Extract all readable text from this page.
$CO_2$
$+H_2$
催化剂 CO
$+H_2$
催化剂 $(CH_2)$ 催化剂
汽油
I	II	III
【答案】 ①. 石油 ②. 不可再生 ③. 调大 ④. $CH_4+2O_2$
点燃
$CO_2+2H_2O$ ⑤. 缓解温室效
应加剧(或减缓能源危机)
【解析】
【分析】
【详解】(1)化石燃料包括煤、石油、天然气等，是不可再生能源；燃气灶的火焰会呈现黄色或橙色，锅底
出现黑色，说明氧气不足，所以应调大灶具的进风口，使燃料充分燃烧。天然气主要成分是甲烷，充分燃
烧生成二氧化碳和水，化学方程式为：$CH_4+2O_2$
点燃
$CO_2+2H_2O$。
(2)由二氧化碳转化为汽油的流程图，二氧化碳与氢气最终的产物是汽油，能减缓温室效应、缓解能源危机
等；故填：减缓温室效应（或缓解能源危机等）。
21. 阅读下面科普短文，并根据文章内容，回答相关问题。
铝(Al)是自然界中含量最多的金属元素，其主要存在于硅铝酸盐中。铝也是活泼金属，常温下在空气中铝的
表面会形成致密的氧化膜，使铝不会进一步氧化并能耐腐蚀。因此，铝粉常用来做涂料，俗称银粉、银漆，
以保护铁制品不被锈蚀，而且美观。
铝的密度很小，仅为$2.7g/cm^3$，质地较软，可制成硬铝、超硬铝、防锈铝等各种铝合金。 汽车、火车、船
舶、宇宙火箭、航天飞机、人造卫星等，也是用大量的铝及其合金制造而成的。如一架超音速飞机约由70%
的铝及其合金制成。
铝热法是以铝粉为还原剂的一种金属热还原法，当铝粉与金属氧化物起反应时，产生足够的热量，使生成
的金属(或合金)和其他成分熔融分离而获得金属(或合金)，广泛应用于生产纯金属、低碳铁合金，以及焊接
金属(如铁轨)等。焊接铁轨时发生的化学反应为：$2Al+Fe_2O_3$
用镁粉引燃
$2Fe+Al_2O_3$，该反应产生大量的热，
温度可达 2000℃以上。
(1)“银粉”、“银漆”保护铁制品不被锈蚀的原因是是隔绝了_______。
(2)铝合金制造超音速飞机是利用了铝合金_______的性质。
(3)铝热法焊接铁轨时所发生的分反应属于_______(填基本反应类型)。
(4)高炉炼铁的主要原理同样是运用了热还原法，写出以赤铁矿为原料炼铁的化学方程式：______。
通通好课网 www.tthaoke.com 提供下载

◇ ◇ ◇ ◇

§ **AIM**
Every entry above should be retyped exactly as shown.

§ **EXPECTED ANSWER**
Extract all readable text from this page.
$CO_2$
$+H_2$
催化剂 CO
$+H_2$
催化剂 $(CH_2)$ 催化剂
汽油
I	II	III
【答案】 ①. 石油 ②. 不可再生 ③. 调大 ④. $CH_4+2O_2$
点燃
$CO_2+2H_2O$ ⑤. 缓解温室效
应加剧(或减缓能源危机)
【解析】
【分析】
【详解】(1)化石燃料包括煤、石油、天然气等，是不可再生能源；燃气灶的火焰会呈现黄色或橙色，锅底
出现黑色，说明氧气不足，所以应调大灶具的进风口，使燃料充分燃烧。天然气主要成分是甲烷，充分燃
烧生成二氧化碳和水，化学方程式为：$CH_4+2O_2$
点燃
$CO_2+2H_2O$。
(2)由二氧化碳转化为汽油的流程图，二氧化碳与氢气最终的产物是汽油，能减缓温室效应、缓解能源危机
等；故填：减缓温室效应（或缓解能源危机等）。
21. 阅读下面科普短文，并根据文章内容，回答相关问题。
铝(Al)是自然界中含量最多的金属元素，其主要存在于硅铝酸盐中。铝也是活泼金属，常温下在空气中铝的
表面会形成致密的氧化膜，使铝不会进一步氧化并能耐腐蚀。因此，铝粉常用来做涂料，俗称银粉、银漆，
以保护铁制品不被锈蚀，而且美观。
铝的密度很小，仅为$2.7g/cm^3$，质地较软，可制成硬铝、超硬铝、防锈铝等各种铝合金。 汽车、火车、船
舶、宇宙火箭、航天飞机、人造卫星等，也是用大量的铝及其合金制造而成的。如一架超音速飞机约由70%
的铝及其合金制成。
铝热法是以铝粉为还原剂的一种金属热还原法，当铝粉与金属氧化物起反应时，产生足够的热量，使生成
的金属(或合金)和其他成分熔融分离而获得金属(或合金)，广泛应用于生产纯金属、低碳铁合金，以及焊接
金属(如铁轨)等。焊接铁轨时发生的化学反应为：$2Al+Fe_2O_3$
用镁粉引燃
$2Fe+Al_2O_3$，该反应产生大量的热，
温度可达 2000℃以上。
(1)“银粉”、“银漆”保护铁制品不被锈蚀的原因是是隔绝了_______。
(2)铝合金制造超音速飞机是利用了铝合金_______的性质。
(3)铝热法焊接铁轨时所发生的分反应属于_______(填基本反应类型)。
(4)高炉炼铁的主要原理同样是运用了热还原法，写出以赤铁矿为原料炼铁的化学方程式：______。
通通好课网 www.tthaoke.com 提供下载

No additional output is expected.